> What you are asked to do
Read through the data and count the lines that contain the string "批量识别"; give only the result.

Stored data:
◆ ◆ ◆ ◆ ◆
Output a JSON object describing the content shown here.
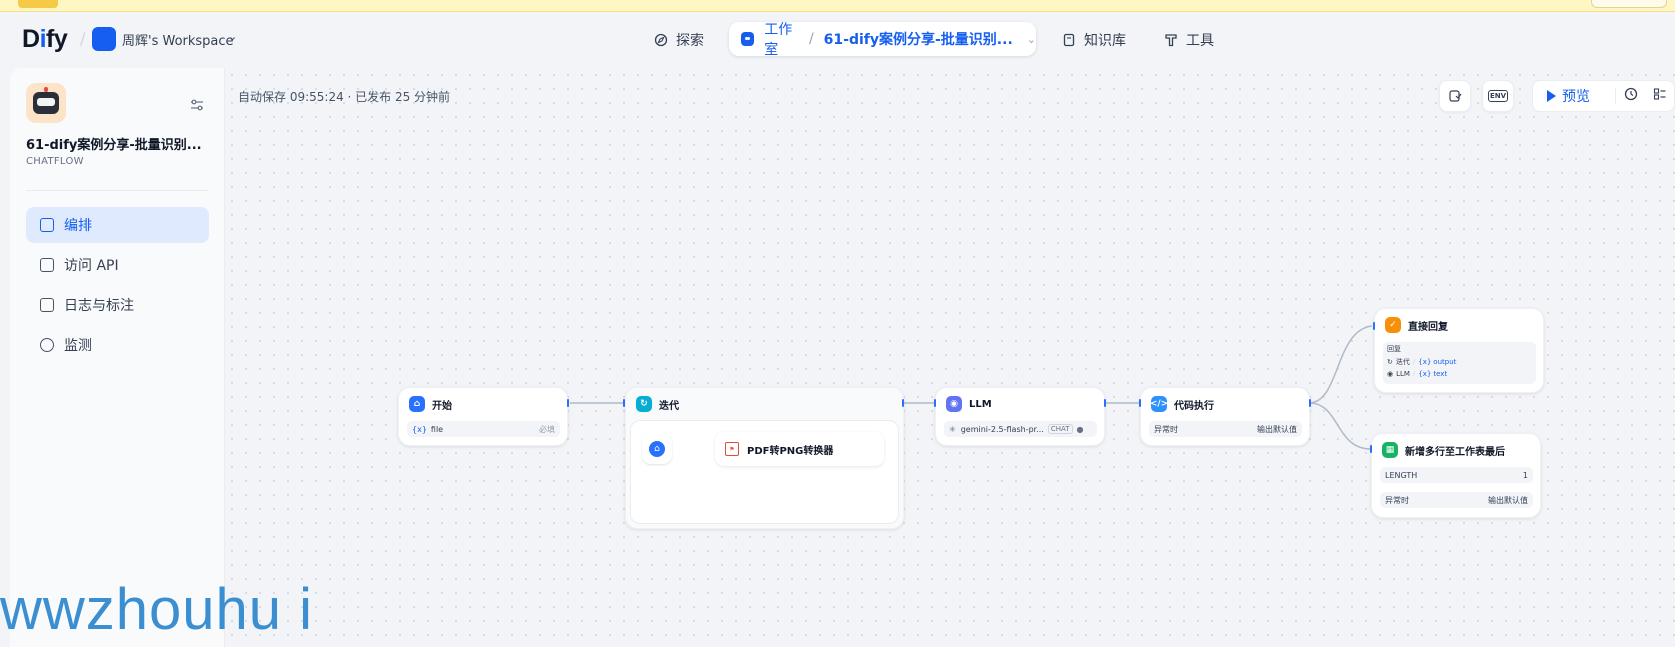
{
  "header": {
    "logo": "Dify",
    "workspace": "周辉's Workspace",
    "nav": {
      "explore": "探索",
      "studio": "工作室",
      "app_name": "61-dify案例分享-批量识别...",
      "knowledge": "知识库",
      "tools": "工具"
    }
  },
  "sidebar": {
    "app_title": "61-dify案例分享-批量识别...",
    "app_type": "CHATFLOW",
    "items": [
      {
        "label": "编排",
        "active": true
      },
      {
        "label": "访问 API",
        "active": false
      },
      {
        "label": "日志与标注",
        "active": false
      },
      {
        "label": "监测",
        "active": false
      }
    ]
  },
  "canvas": {
    "autosave": "自动保存 09:55:24 · 已发布 25 分钟前",
    "preview_label": "预览",
    "env_label": "ENV"
  },
  "nodes": {
    "start": {
      "title": "开始",
      "var": "file",
      "required": "必填"
    },
    "iteration": {
      "title": "迭代",
      "inner": "PDF转PNG转换器"
    },
    "llm": {
      "title": "LLM",
      "model": "gemini-2.5-flash-pr...",
      "mode": "CHAT"
    },
    "code": {
      "title": "代码执行",
      "left": "异常时",
      "right": "输出默认值"
    },
    "answer": {
      "title": "直接回复",
      "label": "回复",
      "row1_src": "迭代",
      "row1_var": "output",
      "row2_src": "LLM",
      "row2_var": "text"
    },
    "append": {
      "title": "新增多行至工作表最后",
      "field": "LENGTH",
      "value": "1",
      "left": "异常时",
      "right": "输出默认值"
    }
  },
  "watermark": "wwzhouhu i",
  "colors": {
    "accent": "#155eef",
    "active_bg": "#e0eaff"
  }
}
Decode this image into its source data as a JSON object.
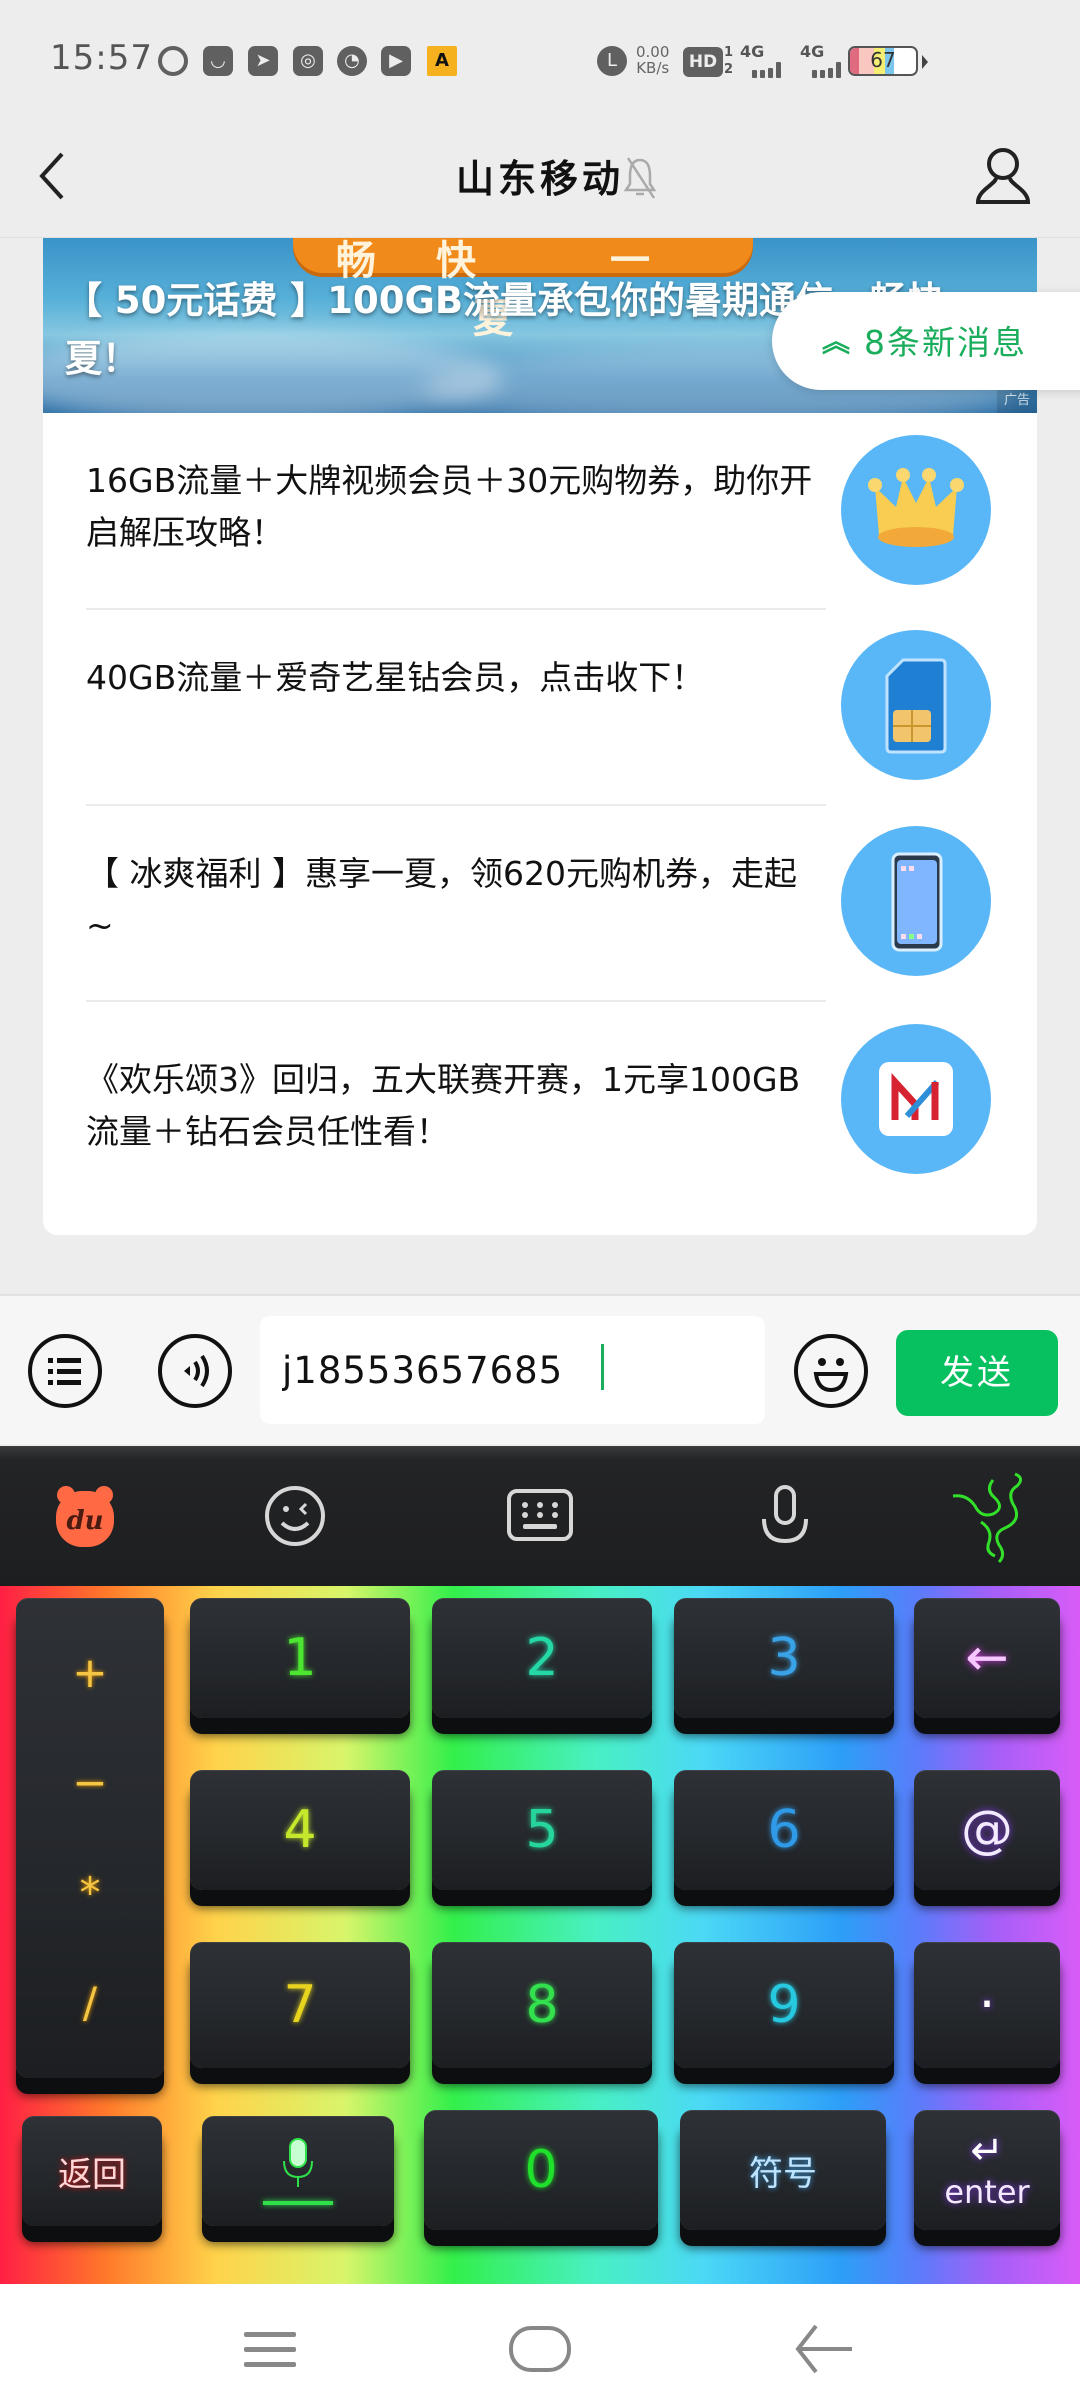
◆ ◆ ◆ ◆ ◆
> Finished task
2